TO DO
Restate the data exactly as given and keep the pictures out.

Start of DATA FOR PROCESSING

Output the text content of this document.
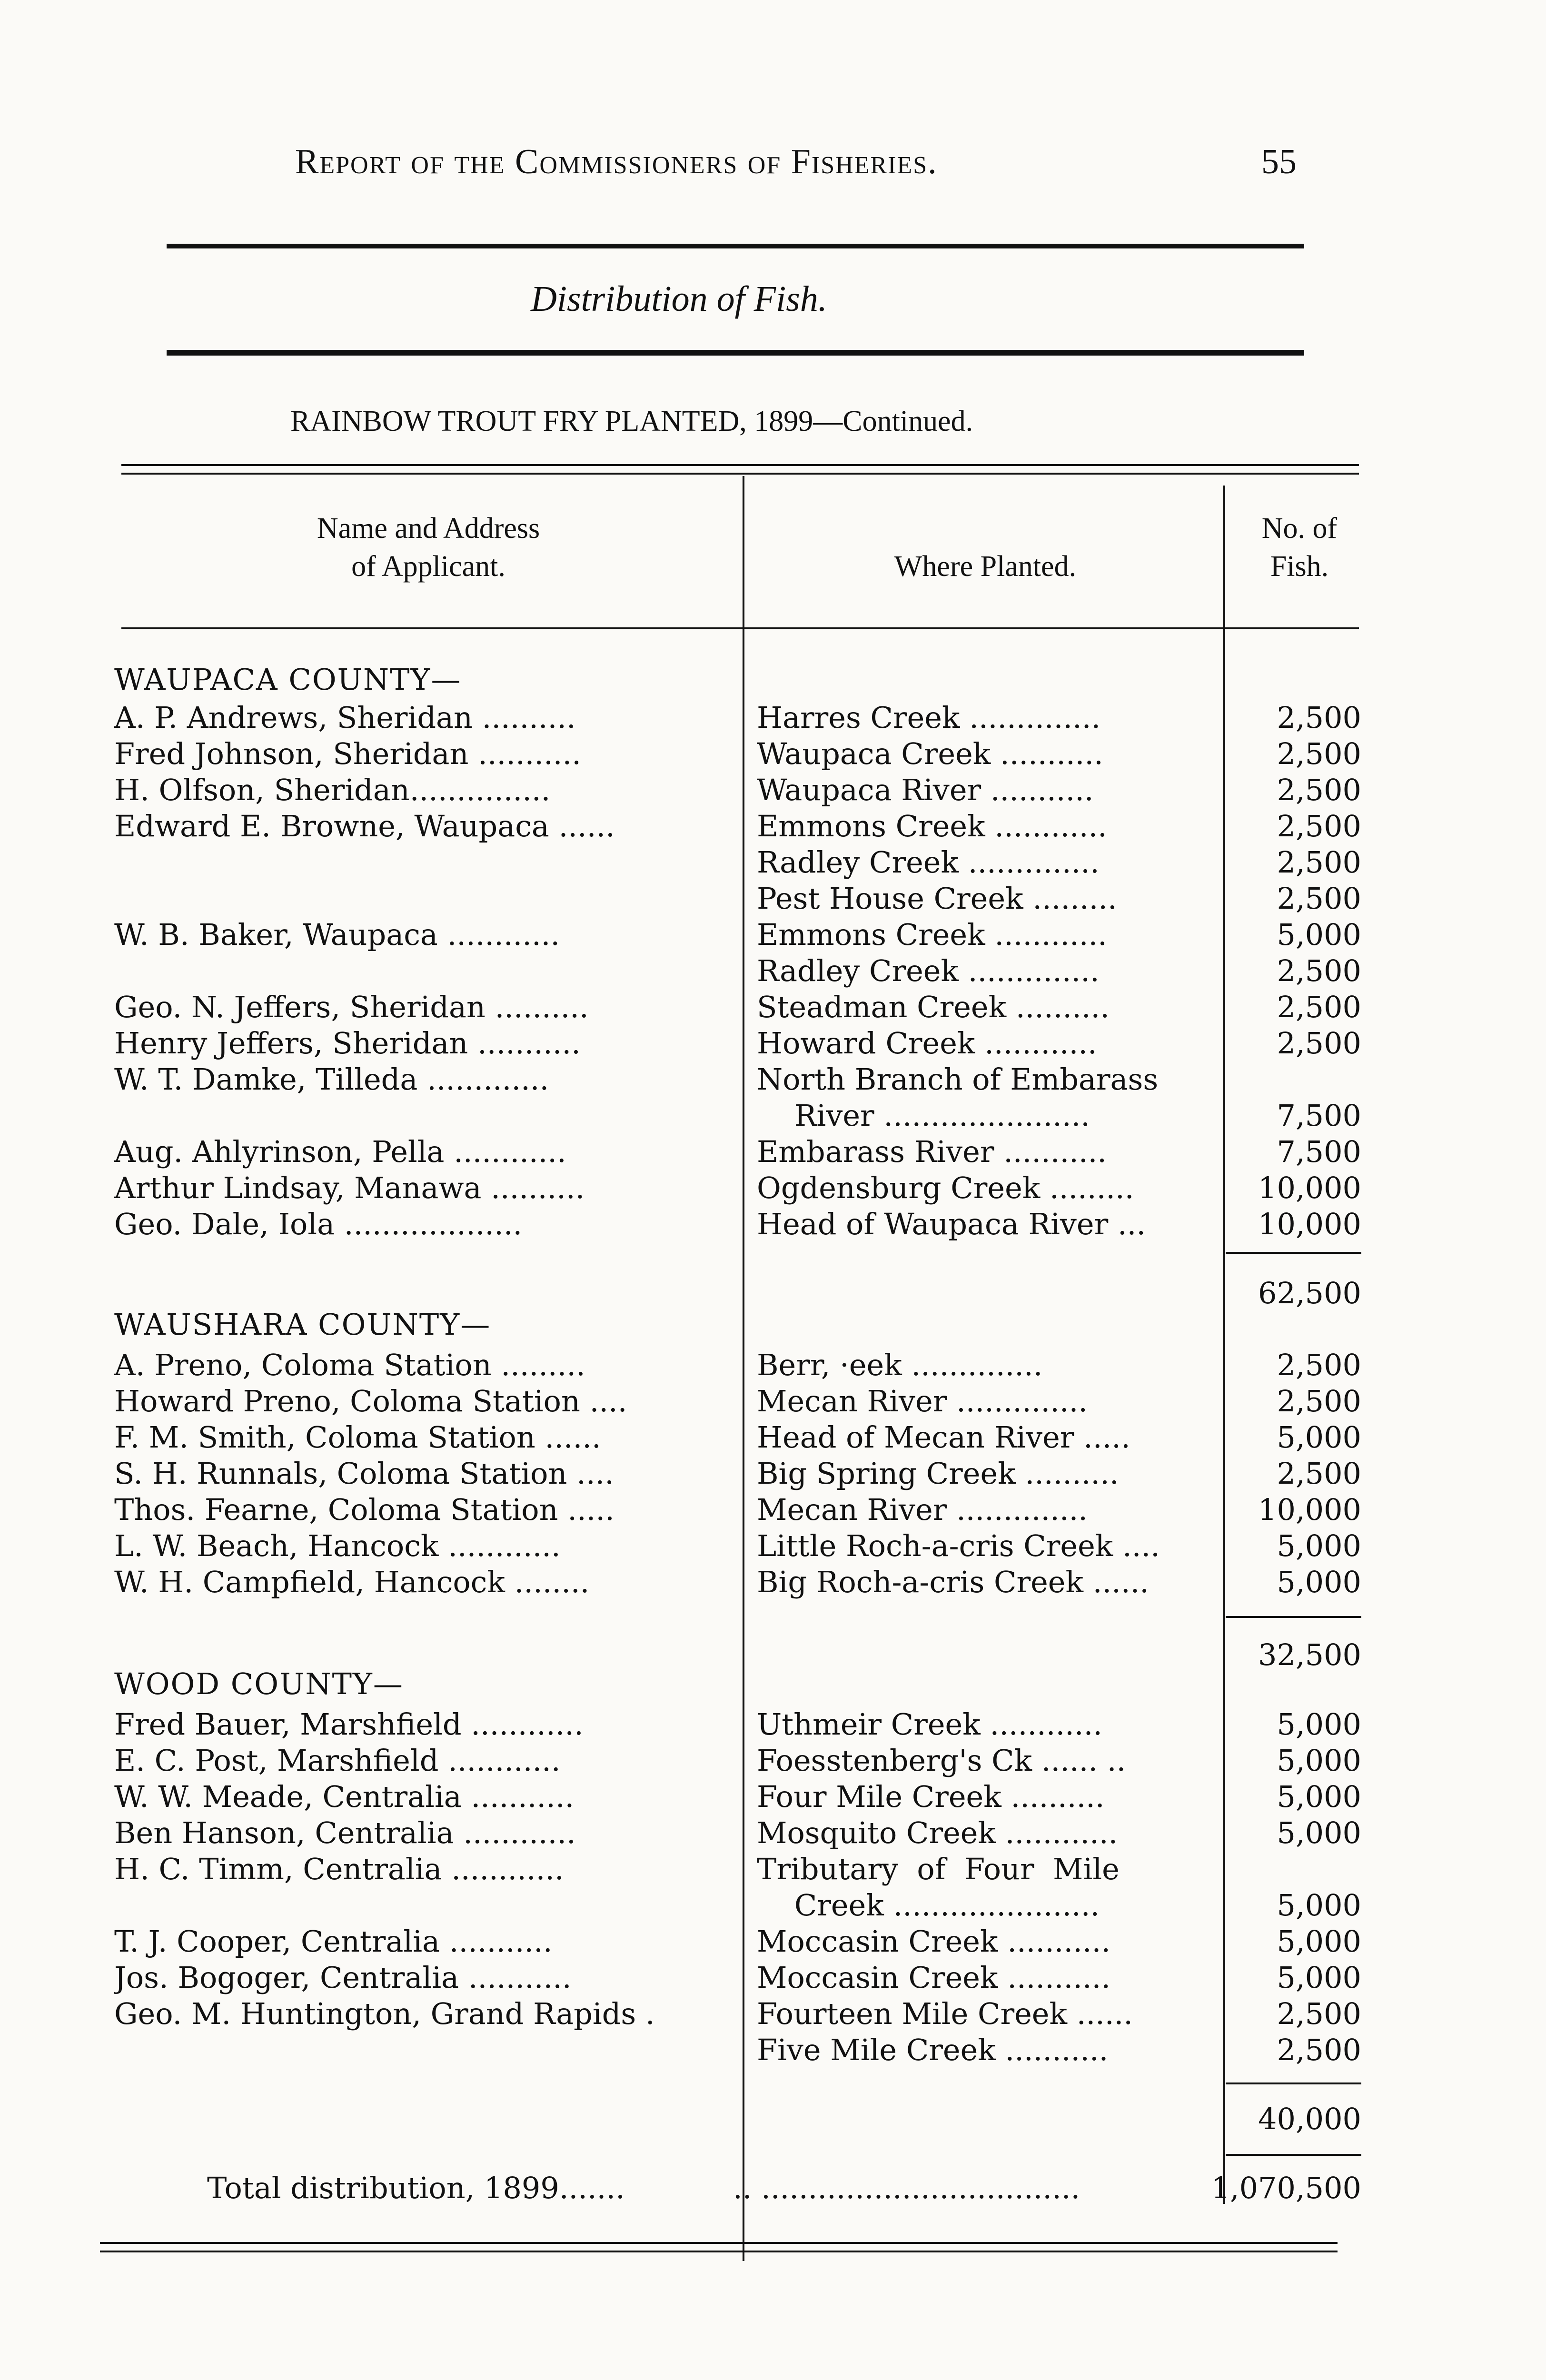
Report of the Commissioners of Fisheries.	55
Distribution of Fish.
RAINBOW TROUT FRY PLANTED, 1899—Continued.
Name and Address
of Applicant.	Where Planted.
No. of
Fish.
WAUPACA COUNTY—
A. P. Andrews, Sheridan ..........	Harres Creek ..............	2,500
Fred Johnson, Sheridan ...........	Waupaca Creek ...........	2,500
H. Olfson, Sheridan...............	Waupaca River ...........	2,500
Edward E. Browne, Waupaca ......	Emmons Creek ............	2,500
Radley Creek ..............	2,500
Pest House Creek .........	2,500
W. B. Baker, Waupaca ............	Emmons Creek ............	5,000
Radley Creek ..............	2,500
Geo. N. Jeffers, Sheridan ..........	Steadman Creek ..........	2,500
Henry Jeffers, Sheridan ...........	Howard Creek ............	2,500
W. T. Damke, Tilleda .............	North Branch of Embarass
River ......................	7,500
Aug. Ahlyrinson, Pella ............	Embarass River ...........	7,500
Arthur Lindsay, Manawa ..........	Ogdensburg Creek .........	10,000
Geo. Dale, Iola ...................	Head of Waupaca River ...	10,000
62,500
WAUSHARA COUNTY—
A. Preno, Coloma Station .........	Berr, ·eek ..............	2,500
Howard Preno, Coloma Station ....	Mecan River ..............	2,500
F. M. Smith, Coloma Station ......	Head of Mecan River .....	5,000
S. H. Runnals, Coloma Station ....	Big Spring Creek ..........	2,500
Thos. Fearne, Coloma Station .....	Mecan River ..............	10,000
L. W. Beach, Hancock ............	Little Roch-a-cris Creek ....	5,000
W. H. Campfield, Hancock ........	Big Roch-a-cris Creek ......	5,000
32,500
WOOD COUNTY—
Fred Bauer, Marshfield ............	Uthmeir Creek ............	5,000
E. C. Post, Marshfield ............	Foesstenberg's Ck ...... ..	5,000
W. W. Meade, Centralia ...........	Four Mile Creek ..........	5,000
Ben Hanson, Centralia ............	Mosquito Creek ............	5,000
H. C. Timm, Centralia ............	Tributary  of  Four  Mile
Creek ......................	5,000
T. J. Cooper, Centralia ...........	Moccasin Creek ...........	5,000
Jos. Bogoger, Centralia ...........	Moccasin Creek ...........	5,000
Geo. M. Huntington, Grand Rapids .	Fourteen Mile Creek ......	2,500
Five Mile Creek ...........	2,500
40,000
Total distribution, 1899.......	.. ..................................	1,070,500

End of DATA FOR PROCESSING

SOLUTION TO THIS PROBLEM
Output the text content of this document.
Report of the Commissioners of Fisheries.	55
Distribution of Fish.
RAINBOW TROUT FRY PLANTED, 1899—Continued.
Name and Address
of Applicant.	Where Planted.
No. of
Fish.
WAUPACA COUNTY—
A. P. Andrews, Sheridan ..........	Harres Creek ..............	2,500
Fred Johnson, Sheridan ...........	Waupaca Creek ...........	2,500
H. Olfson, Sheridan...............	Waupaca River ...........	2,500
Edward E. Browne, Waupaca ......	Emmons Creek ............	2,500
Radley Creek ..............	2,500
Pest House Creek .........	2,500
W. B. Baker, Waupaca ............	Emmons Creek ............	5,000
Radley Creek ..............	2,500
Geo. N. Jeffers, Sheridan ..........	Steadman Creek ..........	2,500
Henry Jeffers, Sheridan ...........	Howard Creek ............	2,500
W. T. Damke, Tilleda .............	North Branch of Embarass
River ......................	7,500
Aug. Ahlyrinson, Pella ............	Embarass River ...........	7,500
Arthur Lindsay, Manawa ..........	Ogdensburg Creek .........	10,000
Geo. Dale, Iola ...................	Head of Waupaca River ...	10,000
62,500
WAUSHARA COUNTY—
A. Preno, Coloma Station .........	Berr, ·eek ..............	2,500
Howard Preno, Coloma Station ....	Mecan River ..............	2,500
F. M. Smith, Coloma Station ......	Head of Mecan River .....	5,000
S. H. Runnals, Coloma Station ....	Big Spring Creek ..........	2,500
Thos. Fearne, Coloma Station .....	Mecan River ..............	10,000
L. W. Beach, Hancock ............	Little Roch-a-cris Creek ....	5,000
W. H. Campfield, Hancock ........	Big Roch-a-cris Creek ......	5,000
32,500
WOOD COUNTY—
Fred Bauer, Marshfield ............	Uthmeir Creek ............	5,000
E. C. Post, Marshfield ............	Foesstenberg's Ck ...... ..	5,000
W. W. Meade, Centralia ...........	Four Mile Creek ..........	5,000
Ben Hanson, Centralia ............	Mosquito Creek ............	5,000
H. C. Timm, Centralia ............	Tributary  of  Four  Mile
Creek ......................	5,000
T. J. Cooper, Centralia ...........	Moccasin Creek ...........	5,000
Jos. Bogoger, Centralia ...........	Moccasin Creek ...........	5,000
Geo. M. Huntington, Grand Rapids .	Fourteen Mile Creek ......	2,500
Five Mile Creek ...........	2,500
40,000
Total distribution, 1899.......	.. ..................................	1,070,500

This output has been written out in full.